─── Records shown

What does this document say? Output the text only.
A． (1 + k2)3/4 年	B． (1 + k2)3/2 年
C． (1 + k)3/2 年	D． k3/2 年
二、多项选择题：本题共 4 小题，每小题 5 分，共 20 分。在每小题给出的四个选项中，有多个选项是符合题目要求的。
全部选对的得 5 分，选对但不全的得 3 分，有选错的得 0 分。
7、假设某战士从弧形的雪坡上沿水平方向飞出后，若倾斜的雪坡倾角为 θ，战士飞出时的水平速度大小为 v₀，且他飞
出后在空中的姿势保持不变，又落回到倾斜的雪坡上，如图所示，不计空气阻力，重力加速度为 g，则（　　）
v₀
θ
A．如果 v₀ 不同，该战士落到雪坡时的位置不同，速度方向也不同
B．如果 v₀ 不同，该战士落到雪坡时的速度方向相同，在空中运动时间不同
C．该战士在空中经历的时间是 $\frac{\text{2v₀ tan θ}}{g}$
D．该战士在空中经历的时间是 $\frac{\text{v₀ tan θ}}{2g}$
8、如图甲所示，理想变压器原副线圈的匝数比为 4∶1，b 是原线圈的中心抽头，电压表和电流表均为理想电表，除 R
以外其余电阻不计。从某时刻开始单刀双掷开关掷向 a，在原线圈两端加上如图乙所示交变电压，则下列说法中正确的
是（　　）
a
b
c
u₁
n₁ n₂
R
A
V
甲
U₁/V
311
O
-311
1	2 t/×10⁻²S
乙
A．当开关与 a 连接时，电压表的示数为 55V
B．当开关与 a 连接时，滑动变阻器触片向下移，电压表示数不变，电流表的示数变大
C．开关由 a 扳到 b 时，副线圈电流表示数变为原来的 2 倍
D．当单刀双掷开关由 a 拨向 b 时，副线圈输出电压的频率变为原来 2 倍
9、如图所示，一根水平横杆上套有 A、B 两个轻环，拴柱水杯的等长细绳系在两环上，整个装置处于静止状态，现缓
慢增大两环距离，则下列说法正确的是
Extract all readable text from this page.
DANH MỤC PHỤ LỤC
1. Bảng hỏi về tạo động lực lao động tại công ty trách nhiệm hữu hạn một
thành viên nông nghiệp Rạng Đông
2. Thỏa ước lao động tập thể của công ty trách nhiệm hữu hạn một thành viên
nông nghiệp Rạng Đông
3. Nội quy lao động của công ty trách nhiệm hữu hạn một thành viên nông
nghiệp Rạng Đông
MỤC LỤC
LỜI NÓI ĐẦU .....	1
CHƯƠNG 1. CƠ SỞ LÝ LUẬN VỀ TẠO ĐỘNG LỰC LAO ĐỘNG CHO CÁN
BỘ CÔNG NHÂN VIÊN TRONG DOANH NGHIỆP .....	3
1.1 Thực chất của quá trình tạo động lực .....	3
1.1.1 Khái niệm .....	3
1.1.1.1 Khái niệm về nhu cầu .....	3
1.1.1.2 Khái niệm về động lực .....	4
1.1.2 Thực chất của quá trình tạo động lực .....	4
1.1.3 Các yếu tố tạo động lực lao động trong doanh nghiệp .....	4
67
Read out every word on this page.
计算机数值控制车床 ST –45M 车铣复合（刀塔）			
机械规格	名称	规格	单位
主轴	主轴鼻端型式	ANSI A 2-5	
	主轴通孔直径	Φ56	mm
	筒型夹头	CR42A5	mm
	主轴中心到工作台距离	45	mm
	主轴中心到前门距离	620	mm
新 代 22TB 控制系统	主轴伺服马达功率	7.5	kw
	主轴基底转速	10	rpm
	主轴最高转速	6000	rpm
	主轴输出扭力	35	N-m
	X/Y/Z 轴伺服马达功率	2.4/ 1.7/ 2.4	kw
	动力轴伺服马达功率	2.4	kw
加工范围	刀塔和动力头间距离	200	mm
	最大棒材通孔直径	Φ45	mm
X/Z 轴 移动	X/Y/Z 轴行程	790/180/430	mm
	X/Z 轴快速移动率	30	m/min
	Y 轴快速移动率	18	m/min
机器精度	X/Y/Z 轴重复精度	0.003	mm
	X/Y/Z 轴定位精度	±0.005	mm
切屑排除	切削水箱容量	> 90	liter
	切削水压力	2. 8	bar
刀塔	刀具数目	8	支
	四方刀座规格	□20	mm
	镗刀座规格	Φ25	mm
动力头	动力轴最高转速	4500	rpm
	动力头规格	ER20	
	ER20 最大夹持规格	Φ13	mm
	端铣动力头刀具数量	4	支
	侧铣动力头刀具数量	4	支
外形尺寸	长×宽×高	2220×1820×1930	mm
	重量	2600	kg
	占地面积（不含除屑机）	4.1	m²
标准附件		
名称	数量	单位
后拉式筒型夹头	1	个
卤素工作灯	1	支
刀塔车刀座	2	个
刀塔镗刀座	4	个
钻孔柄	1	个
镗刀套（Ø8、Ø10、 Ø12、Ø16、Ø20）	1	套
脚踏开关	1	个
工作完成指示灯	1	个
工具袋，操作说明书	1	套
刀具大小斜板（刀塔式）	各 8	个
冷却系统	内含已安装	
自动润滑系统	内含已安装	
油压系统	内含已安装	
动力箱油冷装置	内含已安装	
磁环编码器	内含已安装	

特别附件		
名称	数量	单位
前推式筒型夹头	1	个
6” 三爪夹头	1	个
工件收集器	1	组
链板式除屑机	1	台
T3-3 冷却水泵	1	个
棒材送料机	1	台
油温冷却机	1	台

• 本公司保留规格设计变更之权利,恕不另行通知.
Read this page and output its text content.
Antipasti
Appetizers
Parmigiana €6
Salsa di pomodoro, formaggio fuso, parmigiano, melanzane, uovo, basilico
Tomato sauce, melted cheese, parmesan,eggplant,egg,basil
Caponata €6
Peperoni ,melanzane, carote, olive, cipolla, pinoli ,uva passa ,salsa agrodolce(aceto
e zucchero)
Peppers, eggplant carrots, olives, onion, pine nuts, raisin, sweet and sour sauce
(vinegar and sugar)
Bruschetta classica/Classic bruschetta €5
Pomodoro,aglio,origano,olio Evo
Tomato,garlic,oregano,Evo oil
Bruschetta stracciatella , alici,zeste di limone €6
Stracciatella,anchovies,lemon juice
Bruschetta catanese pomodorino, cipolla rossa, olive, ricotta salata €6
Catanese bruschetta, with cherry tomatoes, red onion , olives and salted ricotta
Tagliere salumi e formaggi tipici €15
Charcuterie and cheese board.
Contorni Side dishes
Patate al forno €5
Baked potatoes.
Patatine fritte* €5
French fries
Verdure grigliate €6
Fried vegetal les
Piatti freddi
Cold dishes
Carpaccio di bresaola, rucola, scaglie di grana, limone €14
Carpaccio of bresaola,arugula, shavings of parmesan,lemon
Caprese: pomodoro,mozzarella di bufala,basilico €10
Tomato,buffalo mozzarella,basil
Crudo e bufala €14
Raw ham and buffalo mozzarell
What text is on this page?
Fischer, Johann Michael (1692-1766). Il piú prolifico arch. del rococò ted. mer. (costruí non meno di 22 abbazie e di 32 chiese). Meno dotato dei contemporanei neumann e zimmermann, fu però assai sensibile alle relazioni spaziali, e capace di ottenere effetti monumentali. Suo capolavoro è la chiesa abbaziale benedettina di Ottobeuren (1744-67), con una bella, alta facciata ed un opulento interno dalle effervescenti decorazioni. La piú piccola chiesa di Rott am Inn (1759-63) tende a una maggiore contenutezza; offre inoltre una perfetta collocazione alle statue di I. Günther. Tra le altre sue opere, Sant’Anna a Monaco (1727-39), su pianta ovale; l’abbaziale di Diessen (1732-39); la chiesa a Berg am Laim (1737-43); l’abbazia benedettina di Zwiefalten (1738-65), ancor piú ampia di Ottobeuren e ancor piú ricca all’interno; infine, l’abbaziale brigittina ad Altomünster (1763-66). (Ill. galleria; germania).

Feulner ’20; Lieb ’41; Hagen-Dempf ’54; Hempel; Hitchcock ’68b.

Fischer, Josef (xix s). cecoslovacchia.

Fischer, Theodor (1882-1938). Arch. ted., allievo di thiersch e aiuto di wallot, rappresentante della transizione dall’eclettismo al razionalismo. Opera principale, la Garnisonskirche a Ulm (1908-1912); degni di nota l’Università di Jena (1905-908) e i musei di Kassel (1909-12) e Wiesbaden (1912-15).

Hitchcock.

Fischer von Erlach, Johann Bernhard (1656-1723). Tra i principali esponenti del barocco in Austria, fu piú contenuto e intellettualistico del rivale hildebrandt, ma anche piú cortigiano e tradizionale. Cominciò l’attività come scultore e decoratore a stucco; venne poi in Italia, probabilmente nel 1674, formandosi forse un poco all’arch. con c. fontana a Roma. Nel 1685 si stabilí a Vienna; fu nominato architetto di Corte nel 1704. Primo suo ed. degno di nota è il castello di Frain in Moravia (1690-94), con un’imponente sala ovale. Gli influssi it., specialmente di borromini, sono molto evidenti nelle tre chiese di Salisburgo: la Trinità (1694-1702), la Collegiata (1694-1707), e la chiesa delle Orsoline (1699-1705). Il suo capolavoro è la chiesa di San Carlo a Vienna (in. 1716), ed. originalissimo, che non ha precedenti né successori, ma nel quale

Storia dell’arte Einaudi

──────

What is being asked
Going through the records above, state how many lines carry "melanzane", with no other text.

Final result
2